> _Extrait du document_
- - - - -
L’Article 14 de l’Accord National Interprofessionnel (ANI) du 11 janvier 2008 sur la portabilité des droits, applicable depuis juillet 2009, offre une meilleure protection aux personnes dont le contrat de travail est rompu.
En effet, celui-ci prévoit qu’un salarié dans cette situation, et qui bénéficie des allocations chômage, continue à être couvert au titre des garanties prévoyance/santé de son ancienne entreprise pour une durée limitée, avec un paiement des cotisations salariales et patronales dans les mêmes proportions qu’avant.
Les bénéficiaires concernés sont les salariés dont le contrat de travail est rompu pour un motif autre qu’une faute lourde et qui sont indemnisés par l’assurance chômage (licenciés, fin de CDD, résiliation conventionnelle,…). Ces personnes doivent avoir été affiliées aux régimes de prévoyance/santé de leur entreprise au moment de la rupture de leur contrat de travail.
Attention : l’ex salarié doit, pour en bénéficier, se prononcer dans les 10 jours qui suivent la date d’effet de rupture de son contrat de travail. Le non-paiement par l’ancien salarié de sa part de cotisation, à l’échéance réglementaire, entraîne la perte des droits. La renonciation est définitive et concerne toutes les garanties.
Durée de maintien : Durée du maintien pendant la période de chômage :
- La durée est égale à la durée du dernier contrat de travail.
- Elle ne peut être ni inférieure à 1 mois ni supérieure à 9 mois.
- - - - -
> _Extrait de données_

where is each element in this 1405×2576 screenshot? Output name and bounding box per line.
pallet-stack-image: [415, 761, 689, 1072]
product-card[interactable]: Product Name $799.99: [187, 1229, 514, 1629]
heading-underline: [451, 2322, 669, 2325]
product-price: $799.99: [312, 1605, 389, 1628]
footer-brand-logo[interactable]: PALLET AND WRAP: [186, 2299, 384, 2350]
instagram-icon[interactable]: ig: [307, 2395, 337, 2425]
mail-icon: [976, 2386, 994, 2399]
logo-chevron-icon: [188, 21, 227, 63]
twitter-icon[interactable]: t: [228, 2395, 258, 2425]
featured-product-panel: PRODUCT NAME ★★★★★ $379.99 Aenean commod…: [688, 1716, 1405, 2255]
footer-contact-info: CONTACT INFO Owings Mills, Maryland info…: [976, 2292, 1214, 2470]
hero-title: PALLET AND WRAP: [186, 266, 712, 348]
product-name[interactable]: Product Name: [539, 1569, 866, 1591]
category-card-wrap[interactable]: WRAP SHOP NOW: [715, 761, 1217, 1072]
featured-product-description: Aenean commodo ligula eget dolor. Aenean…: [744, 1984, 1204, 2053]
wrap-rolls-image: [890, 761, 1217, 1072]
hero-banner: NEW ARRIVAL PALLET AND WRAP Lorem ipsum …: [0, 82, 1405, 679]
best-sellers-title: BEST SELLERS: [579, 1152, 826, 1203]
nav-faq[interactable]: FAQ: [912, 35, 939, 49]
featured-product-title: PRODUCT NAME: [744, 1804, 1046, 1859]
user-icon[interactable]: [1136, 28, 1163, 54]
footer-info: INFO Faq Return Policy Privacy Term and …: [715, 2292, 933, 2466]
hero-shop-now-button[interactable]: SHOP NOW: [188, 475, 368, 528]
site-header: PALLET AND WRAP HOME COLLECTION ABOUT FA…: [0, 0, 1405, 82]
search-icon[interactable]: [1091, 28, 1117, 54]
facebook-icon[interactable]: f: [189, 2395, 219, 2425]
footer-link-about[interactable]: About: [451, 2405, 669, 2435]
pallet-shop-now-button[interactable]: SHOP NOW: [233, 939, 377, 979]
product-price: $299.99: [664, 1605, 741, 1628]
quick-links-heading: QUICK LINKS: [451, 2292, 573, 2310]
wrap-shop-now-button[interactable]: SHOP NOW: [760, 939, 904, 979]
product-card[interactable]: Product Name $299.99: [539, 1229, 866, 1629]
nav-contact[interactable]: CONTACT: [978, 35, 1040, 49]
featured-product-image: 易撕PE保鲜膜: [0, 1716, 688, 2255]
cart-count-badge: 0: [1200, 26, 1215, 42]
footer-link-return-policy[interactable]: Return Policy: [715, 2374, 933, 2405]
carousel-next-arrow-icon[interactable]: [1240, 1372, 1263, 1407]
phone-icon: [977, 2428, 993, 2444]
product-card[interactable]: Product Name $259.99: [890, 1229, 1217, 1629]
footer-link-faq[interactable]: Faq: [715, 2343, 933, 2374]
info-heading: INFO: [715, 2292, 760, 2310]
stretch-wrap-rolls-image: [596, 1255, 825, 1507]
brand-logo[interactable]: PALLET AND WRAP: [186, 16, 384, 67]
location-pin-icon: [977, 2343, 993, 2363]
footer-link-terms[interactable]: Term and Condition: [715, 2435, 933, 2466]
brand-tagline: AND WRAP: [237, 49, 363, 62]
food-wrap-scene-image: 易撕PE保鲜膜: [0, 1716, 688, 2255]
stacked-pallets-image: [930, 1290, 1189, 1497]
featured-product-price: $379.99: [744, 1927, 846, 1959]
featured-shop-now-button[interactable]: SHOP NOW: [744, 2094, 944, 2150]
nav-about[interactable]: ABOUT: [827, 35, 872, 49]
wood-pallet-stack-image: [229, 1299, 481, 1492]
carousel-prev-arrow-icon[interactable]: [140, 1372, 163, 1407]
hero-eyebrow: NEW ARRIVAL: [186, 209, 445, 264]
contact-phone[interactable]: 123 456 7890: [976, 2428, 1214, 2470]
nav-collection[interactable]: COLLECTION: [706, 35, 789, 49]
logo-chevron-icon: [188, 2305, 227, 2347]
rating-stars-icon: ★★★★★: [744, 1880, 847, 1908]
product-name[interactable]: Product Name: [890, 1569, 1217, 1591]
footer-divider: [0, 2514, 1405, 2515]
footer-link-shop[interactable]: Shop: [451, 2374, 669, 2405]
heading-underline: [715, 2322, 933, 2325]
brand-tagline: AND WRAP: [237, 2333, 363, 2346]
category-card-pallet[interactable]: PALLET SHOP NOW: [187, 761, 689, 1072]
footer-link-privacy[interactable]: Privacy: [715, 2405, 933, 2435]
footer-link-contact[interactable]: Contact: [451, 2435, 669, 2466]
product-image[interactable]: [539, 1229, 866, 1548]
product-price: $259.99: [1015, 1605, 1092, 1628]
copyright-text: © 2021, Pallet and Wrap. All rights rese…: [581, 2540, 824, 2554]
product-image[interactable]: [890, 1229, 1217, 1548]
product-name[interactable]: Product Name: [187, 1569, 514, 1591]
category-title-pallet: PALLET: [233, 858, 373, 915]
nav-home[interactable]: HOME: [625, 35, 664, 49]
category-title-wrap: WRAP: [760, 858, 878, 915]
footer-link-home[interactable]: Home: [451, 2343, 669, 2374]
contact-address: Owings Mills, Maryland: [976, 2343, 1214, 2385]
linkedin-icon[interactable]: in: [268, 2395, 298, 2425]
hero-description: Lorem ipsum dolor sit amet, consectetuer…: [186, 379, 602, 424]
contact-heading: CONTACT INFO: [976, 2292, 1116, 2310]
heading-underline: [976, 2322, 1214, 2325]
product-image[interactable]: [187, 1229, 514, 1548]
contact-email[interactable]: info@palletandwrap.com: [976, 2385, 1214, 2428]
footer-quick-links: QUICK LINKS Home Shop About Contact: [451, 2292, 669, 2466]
- - - - -
> _Travail demandé_
Restituez à l'identique le passage du texte sur la portabilité des droits qui s'ouvre sur les mots contenant « Attention : l’ex » et se clôt sur « supérieure à 9 mois. ».

> _Zone de réponse_
Attention : l’ex salarié doit, pour en bénéficier, se prononcer dans les 10 jours qui suivent la date d’effet de rupture de son contrat de travail. Le non-paiement par l’ancien salarié de sa part de cotisation, à l’échéance réglementaire, entraîne la perte des droits. La renonciation est définitive et concerne toutes les garanties.
Durée de maintien : Durée du maintien pendant la période de chômage :
- La durée est égale à la durée du dernier contrat de travail.
- Elle ne peut être ni inférieure à 1 mois ni supérieure à 9 mois.